The exercise: The entries below are to be transcribed in full, without their images.

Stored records
○ ○ ○ ○ ○ ○ ○
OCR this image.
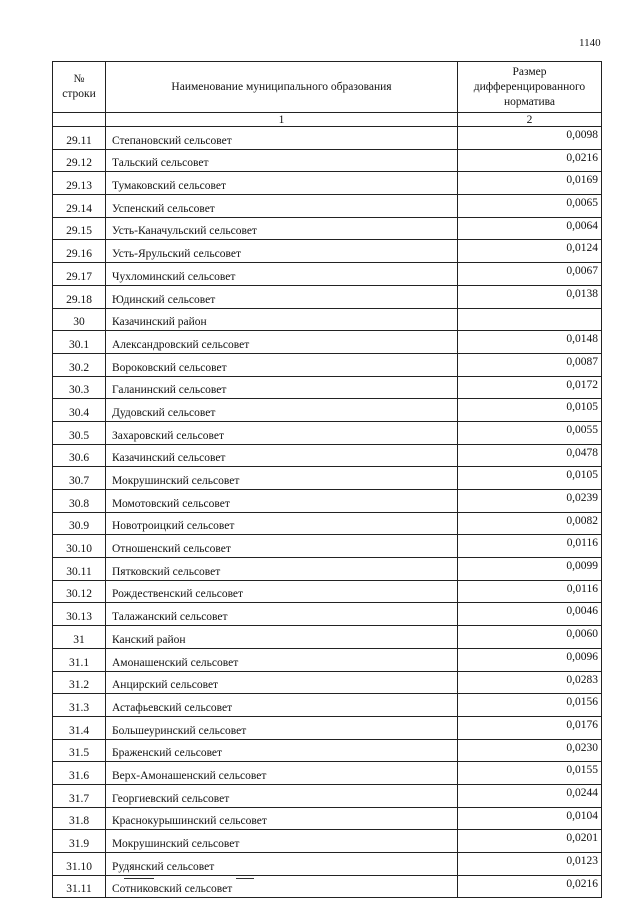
1140
№ строки	Наименование муниципального образования	Размер дифференцированного норматива
	1	2
29.11	Степановский сельсовет	0,0098
29.12	Тальский сельсовет	0,0216
29.13	Тумаковский сельсовет	0,0169
29.14	Успенский сельсовет	0,0065
29.15	Усть-Каначульский сельсовет	0,0064
29.16	Усть-Ярульский сельсовет	0,0124
29.17	Чухломинский сельсовет	0,0067
29.18	Юдинский сельсовет	0,0138
30	Казачинский район	
30.1	Александровский сельсовет	0,0148
30.2	Вороковский сельсовет	0,0087
30.3	Галанинский сельсовет	0,0172
30.4	Дудовский сельсовет	0,0105
30.5	Захаровский сельсовет	0,0055
30.6	Казачинский сельсовет	0,0478
30.7	Мокрушинский сельсовет	0,0105
30.8	Момотовский сельсовет	0,0239
30.9	Новотроицкий сельсовет	0,0082
30.10	Отношенский сельсовет	0,0116
30.11	Пятковский сельсовет	0,0099
30.12	Рождественский сельсовет	0,0116
30.13	Талажанский сельсовет	0,0046
31	Канский район	0,0060
31.1	Амонашенский сельсовет	0,0096
31.2	Анцирский сельсовет	0,0283
31.3	Астафьевский сельсовет	0,0156
31.4	Большеуринский сельсовет	0,0176
31.5	Браженский сельсовет	0,0230
31.6	Верх-Амонашенский сельсовет	0,0155
31.7	Георгиевский сельсовет	0,0244
31.8	Краснокурышинский сельсовет	0,0104
31.9	Мокрушинский сельсовет	0,0201
31.10	Рудянский сельсовет	0,0123
31.11	Сотниковский сельсовет	0,0216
○ ○ ○ ○ ○ ○ ○
Task solution:
OCR this image.
1140
№ строки	Наименование муниципального образования	Размер дифференцированного норматива
	1	2
29.11	Степановский сельсовет	0,0098
29.12	Тальский сельсовет	0,0216
29.13	Тумаковский сельсовет	0,0169
29.14	Успенский сельсовет	0,0065
29.15	Усть-Каначульский сельсовет	0,0064
29.16	Усть-Ярульский сельсовет	0,0124
29.17	Чухломинский сельсовет	0,0067
29.18	Юдинский сельсовет	0,0138
30	Казачинский район	
30.1	Александровский сельсовет	0,0148
30.2	Вороковский сельсовет	0,0087
30.3	Галанинский сельсовет	0,0172
30.4	Дудовский сельсовет	0,0105
30.5	Захаровский сельсовет	0,0055
30.6	Казачинский сельсовет	0,0478
30.7	Мокрушинский сельсовет	0,0105
30.8	Момотовский сельсовет	0,0239
30.9	Новотроицкий сельсовет	0,0082
30.10	Отношенский сельсовет	0,0116
30.11	Пятковский сельсовет	0,0099
30.12	Рождественский сельсовет	0,0116
30.13	Талажанский сельсовет	0,0046
31	Канский район	0,0060
31.1	Амонашенский сельсовет	0,0096
31.2	Анцирский сельсовет	0,0283
31.3	Астафьевский сельсовет	0,0156
31.4	Большеуринский сельсовет	0,0176
31.5	Браженский сельсовет	0,0230
31.6	Верх-Амонашенский сельсовет	0,0155
31.7	Георгиевский сельсовет	0,0244
31.8	Краснокурышинский сельсовет	0,0104
31.9	Мокрушинский сельсовет	0,0201
31.10	Рудянский сельсовет	0,0123
31.11	Сотниковский сельсовет	0,0216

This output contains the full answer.